[STATED TASK]:
Write out every record in full, exactly as written, please.

Extracted data entries
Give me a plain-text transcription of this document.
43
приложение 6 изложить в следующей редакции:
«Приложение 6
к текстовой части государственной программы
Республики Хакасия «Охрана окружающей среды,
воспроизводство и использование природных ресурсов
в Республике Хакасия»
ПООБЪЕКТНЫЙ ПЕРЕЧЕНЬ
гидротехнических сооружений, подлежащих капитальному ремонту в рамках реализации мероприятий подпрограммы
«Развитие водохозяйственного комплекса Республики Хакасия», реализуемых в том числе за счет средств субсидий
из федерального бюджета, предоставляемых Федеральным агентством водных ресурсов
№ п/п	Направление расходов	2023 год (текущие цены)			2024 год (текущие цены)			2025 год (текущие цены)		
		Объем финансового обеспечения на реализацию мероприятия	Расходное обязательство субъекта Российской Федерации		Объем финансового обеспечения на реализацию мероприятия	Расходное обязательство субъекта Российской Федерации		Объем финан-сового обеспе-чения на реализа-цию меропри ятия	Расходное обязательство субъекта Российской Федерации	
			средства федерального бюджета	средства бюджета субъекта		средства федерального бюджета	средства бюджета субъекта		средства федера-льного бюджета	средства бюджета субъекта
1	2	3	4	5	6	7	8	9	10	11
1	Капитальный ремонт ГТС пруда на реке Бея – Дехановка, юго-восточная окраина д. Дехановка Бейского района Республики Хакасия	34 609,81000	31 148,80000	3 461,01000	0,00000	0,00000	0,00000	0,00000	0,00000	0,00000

[EXERCISE RESULT]:
Give me a plain-text transcription of this document.
43
приложение 6 изложить в следующей редакции:
«Приложение 6
к текстовой части государственной программы
Республики Хакасия «Охрана окружающей среды,
воспроизводство и использование природных ресурсов
в Республике Хакасия»
ПООБЪЕКТНЫЙ ПЕРЕЧЕНЬ
гидротехнических сооружений, подлежащих капитальному ремонту в рамках реализации мероприятий подпрограммы
«Развитие водохозяйственного комплекса Республики Хакасия», реализуемых в том числе за счет средств субсидий
из федерального бюджета, предоставляемых Федеральным агентством водных ресурсов
№ п/п	Направление расходов	2023 год (текущие цены)			2024 год (текущие цены)			2025 год (текущие цены)		
		Объем финансового обеспечения на реализацию мероприятия	Расходное обязательство субъекта Российской Федерации		Объем финансового обеспечения на реализацию мероприятия	Расходное обязательство субъекта Российской Федерации		Объем финан-сового обеспе-чения на реализа-цию меропри ятия	Расходное обязательство субъекта Российской Федерации	
			средства федерального бюджета	средства бюджета субъекта		средства федерального бюджета	средства бюджета субъекта		средства федера-льного бюджета	средства бюджета субъекта
1	2	3	4	5	6	7	8	9	10	11
1	Капитальный ремонт ГТС пруда на реке Бея – Дехановка, юго-восточная окраина д. Дехановка Бейского района Республики Хакасия	34 609,81000	31 148,80000	3 461,01000	0,00000	0,00000	0,00000	0,00000	0,00000	0,00000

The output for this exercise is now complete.